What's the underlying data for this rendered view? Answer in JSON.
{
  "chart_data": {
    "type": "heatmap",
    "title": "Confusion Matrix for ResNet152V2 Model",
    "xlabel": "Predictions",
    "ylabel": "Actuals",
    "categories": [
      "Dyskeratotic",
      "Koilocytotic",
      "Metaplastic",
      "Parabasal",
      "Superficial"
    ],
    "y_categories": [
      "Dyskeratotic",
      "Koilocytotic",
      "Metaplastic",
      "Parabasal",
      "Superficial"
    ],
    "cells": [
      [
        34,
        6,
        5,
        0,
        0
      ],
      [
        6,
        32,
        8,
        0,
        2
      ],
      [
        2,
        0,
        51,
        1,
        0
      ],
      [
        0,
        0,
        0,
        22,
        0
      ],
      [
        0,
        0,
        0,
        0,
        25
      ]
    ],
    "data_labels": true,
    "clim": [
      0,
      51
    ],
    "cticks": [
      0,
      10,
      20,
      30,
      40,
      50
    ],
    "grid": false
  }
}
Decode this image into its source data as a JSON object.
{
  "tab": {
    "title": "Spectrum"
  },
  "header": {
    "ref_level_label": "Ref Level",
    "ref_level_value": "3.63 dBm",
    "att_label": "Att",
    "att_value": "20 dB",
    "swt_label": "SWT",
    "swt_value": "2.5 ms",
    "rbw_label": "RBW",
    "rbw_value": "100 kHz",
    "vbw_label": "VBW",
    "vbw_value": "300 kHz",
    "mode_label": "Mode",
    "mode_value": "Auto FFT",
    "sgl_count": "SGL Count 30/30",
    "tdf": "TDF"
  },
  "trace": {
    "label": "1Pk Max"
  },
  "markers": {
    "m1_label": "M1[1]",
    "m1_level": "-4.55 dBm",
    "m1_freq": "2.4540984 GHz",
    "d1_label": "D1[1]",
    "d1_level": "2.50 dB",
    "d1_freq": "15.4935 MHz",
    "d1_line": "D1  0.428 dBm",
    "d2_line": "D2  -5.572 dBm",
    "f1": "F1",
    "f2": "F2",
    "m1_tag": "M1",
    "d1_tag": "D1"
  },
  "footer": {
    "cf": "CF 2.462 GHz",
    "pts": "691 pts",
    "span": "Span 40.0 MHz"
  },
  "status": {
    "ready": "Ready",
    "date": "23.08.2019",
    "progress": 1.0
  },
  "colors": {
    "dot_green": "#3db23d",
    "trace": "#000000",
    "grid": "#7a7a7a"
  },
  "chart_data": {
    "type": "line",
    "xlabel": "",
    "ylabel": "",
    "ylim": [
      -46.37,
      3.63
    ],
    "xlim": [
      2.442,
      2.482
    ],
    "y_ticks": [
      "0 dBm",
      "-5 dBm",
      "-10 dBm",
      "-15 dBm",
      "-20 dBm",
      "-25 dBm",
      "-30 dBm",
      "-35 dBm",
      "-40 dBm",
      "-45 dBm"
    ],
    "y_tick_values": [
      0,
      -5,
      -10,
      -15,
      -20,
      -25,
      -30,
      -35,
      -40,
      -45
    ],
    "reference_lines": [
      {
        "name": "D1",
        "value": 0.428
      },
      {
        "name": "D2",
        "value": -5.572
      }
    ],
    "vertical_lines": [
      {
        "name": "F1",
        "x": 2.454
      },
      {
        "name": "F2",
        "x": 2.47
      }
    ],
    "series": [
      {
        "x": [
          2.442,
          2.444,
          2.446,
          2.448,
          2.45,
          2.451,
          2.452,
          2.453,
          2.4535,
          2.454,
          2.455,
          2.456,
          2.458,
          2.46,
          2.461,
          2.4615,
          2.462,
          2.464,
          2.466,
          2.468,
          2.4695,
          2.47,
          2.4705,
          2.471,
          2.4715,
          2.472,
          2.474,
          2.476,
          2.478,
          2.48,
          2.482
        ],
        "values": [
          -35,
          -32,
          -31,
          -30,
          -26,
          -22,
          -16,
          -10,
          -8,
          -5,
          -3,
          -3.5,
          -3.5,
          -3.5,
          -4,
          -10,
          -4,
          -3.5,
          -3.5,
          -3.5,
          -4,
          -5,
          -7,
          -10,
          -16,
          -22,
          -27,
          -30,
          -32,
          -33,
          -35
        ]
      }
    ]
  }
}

### EXERCISE DESCRIPTION
Your answer should be a single number: the count of lines in the data that include the word "title".

### ANSWER TO THE EXERCISE
2